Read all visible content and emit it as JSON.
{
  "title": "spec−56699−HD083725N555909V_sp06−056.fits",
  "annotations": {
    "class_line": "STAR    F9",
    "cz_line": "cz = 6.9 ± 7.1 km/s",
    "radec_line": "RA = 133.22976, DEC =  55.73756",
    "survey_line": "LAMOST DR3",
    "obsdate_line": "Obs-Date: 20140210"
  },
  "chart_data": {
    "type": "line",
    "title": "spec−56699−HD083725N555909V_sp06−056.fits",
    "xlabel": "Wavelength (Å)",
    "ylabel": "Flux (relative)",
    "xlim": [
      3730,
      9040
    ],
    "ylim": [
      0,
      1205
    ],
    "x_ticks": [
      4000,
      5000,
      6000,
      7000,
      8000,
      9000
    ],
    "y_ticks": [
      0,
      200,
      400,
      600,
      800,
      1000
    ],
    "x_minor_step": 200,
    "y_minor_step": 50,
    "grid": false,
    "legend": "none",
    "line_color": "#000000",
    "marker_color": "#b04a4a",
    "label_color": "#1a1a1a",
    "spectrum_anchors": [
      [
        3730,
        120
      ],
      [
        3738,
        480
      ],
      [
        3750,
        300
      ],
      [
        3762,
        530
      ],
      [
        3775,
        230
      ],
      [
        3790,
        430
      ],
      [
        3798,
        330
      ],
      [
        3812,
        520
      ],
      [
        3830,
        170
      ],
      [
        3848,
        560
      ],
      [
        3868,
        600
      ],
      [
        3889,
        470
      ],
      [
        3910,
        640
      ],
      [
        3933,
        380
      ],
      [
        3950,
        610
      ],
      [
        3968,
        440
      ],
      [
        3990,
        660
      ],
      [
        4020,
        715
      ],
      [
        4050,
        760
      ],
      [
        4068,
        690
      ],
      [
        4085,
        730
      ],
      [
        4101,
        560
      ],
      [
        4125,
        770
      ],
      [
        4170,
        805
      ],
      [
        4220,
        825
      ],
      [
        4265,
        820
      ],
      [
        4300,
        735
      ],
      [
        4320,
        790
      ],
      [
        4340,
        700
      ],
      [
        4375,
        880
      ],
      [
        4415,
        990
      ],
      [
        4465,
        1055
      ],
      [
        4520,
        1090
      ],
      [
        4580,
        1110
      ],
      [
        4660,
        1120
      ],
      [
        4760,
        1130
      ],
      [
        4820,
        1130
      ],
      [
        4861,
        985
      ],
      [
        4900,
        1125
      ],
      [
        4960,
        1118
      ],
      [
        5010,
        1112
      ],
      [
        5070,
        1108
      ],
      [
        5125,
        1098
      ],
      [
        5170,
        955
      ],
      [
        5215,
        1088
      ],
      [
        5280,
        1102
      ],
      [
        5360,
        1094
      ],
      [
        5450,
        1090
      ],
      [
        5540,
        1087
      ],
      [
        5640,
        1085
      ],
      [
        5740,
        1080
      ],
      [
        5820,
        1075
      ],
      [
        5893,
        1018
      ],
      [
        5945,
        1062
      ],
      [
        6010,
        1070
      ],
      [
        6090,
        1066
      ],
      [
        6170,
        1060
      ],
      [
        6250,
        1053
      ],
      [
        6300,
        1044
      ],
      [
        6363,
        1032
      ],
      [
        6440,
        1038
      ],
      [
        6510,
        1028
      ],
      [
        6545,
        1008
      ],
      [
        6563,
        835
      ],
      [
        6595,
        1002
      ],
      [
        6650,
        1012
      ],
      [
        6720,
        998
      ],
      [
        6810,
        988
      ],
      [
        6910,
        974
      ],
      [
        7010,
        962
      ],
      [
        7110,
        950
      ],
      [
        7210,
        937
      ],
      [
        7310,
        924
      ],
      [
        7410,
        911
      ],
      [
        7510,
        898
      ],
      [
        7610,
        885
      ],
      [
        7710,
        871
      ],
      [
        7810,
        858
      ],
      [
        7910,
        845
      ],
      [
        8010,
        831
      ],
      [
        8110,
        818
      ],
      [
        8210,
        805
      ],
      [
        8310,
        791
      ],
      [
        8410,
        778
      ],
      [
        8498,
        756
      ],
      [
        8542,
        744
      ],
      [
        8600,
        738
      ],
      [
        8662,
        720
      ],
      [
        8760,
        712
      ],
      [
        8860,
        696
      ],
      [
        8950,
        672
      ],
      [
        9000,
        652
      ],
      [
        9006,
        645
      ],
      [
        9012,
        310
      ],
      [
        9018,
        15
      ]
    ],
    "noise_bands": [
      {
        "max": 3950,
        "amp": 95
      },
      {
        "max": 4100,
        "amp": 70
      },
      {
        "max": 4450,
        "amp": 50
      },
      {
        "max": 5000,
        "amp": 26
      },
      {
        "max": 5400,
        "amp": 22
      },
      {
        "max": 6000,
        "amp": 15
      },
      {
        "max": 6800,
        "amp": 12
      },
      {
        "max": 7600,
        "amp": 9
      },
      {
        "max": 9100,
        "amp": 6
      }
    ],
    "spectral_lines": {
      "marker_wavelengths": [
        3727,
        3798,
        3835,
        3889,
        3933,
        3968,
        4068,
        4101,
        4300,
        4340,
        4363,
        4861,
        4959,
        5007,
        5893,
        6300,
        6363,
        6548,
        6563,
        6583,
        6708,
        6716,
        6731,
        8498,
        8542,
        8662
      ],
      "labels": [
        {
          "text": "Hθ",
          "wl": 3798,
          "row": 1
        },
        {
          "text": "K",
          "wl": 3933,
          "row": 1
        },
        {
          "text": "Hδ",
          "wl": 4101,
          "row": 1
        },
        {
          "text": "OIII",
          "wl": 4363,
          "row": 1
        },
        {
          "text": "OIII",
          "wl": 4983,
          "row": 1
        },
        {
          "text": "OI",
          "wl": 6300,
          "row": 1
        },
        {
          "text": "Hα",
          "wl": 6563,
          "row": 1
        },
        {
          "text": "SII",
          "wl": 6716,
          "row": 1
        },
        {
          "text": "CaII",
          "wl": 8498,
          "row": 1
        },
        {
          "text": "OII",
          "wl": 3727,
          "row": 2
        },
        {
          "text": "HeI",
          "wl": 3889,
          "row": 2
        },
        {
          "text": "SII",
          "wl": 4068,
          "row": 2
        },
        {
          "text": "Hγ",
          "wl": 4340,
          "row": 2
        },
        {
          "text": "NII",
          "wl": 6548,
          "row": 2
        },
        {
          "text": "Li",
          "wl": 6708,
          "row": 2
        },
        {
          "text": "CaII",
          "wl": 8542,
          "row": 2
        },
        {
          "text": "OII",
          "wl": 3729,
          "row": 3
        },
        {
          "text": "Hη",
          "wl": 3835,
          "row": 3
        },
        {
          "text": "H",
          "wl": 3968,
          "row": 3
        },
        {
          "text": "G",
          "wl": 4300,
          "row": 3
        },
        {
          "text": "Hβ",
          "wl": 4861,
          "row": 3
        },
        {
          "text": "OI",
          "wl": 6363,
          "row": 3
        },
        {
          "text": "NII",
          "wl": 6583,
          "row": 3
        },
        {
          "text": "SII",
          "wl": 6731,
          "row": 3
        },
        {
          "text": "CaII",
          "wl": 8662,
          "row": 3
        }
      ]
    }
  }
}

...

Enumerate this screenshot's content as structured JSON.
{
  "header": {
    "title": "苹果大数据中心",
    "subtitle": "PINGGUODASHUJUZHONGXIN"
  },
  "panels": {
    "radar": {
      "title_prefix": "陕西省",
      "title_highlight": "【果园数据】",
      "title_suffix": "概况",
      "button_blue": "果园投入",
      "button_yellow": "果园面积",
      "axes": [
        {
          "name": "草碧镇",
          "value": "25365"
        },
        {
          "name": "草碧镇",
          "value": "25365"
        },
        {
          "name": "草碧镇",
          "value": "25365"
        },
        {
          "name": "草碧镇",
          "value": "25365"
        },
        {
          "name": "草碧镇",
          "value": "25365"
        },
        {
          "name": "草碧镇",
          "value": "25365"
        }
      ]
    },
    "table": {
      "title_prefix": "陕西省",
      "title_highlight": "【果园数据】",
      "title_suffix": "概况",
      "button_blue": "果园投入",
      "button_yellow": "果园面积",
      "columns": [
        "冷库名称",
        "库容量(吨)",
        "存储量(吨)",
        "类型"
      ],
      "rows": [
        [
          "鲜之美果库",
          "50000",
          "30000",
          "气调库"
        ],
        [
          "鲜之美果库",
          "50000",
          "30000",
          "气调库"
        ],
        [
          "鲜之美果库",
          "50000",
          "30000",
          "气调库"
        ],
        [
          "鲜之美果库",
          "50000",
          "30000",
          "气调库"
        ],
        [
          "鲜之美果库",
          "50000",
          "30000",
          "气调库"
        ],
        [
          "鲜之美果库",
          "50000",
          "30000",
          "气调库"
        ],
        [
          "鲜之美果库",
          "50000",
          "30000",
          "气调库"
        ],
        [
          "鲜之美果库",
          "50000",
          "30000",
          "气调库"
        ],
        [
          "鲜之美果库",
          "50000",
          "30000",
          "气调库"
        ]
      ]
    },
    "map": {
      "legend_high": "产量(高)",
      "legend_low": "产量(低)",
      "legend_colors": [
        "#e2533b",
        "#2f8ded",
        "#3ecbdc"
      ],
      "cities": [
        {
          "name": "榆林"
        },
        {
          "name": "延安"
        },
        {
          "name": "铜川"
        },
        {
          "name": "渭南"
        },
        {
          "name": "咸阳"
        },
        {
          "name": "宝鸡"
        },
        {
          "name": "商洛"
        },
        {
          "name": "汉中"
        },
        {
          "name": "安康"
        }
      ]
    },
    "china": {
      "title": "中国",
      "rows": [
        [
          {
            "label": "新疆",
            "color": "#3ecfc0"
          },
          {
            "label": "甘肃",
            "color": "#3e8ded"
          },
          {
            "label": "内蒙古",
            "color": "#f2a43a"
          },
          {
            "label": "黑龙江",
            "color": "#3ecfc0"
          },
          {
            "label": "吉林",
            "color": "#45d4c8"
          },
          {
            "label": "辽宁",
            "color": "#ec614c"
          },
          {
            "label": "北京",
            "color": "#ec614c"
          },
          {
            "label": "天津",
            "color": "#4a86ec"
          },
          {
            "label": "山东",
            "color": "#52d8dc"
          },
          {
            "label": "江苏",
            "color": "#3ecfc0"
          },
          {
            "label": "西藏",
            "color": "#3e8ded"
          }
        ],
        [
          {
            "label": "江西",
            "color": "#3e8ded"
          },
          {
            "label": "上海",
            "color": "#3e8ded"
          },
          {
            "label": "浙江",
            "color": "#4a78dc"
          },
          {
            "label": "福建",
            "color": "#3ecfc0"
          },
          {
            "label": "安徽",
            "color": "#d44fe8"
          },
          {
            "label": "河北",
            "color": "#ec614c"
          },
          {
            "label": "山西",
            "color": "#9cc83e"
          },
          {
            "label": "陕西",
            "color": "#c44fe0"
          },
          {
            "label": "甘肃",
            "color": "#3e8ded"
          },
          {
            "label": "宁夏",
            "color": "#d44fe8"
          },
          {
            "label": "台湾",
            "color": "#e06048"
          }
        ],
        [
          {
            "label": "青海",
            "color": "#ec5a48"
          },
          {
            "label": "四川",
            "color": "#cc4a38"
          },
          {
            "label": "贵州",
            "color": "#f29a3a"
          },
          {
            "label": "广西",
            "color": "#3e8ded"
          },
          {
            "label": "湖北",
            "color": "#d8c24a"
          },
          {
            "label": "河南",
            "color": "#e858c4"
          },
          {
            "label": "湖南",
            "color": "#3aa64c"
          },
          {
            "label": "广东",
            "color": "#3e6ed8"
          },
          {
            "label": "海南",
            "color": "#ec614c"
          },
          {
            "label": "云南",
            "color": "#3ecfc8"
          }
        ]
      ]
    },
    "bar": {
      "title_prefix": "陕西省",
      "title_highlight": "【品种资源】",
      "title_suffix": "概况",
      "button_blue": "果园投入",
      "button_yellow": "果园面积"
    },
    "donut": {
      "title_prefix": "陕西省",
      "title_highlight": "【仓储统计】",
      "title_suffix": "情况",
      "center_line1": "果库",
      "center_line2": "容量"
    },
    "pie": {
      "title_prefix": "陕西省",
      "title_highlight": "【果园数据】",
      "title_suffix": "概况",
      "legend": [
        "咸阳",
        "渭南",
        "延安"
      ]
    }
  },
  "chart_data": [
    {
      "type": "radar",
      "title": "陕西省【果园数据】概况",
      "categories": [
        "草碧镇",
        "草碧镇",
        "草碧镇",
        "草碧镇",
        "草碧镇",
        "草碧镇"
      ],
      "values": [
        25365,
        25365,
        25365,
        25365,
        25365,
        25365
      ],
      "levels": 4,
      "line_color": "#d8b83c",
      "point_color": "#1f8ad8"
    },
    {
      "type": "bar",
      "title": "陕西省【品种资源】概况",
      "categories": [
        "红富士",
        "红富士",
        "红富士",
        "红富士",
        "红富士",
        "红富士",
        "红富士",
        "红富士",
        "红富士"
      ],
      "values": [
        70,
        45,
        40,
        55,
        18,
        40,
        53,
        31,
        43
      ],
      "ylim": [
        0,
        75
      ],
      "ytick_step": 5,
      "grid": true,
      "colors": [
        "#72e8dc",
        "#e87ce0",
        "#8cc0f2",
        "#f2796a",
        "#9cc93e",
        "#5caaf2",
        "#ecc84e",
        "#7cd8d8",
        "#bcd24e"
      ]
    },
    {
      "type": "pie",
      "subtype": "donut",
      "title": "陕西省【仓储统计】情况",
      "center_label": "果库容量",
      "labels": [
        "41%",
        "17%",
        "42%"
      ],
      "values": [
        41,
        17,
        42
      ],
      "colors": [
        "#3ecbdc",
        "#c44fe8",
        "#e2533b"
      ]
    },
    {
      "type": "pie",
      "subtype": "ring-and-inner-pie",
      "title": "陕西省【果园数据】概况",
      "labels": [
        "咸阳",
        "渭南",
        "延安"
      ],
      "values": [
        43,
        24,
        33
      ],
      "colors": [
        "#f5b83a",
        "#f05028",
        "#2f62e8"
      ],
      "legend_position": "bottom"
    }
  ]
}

## To do
Lines of the listing that contain the word "品种资源" are to be counted; report only their number.

## Exercise output
2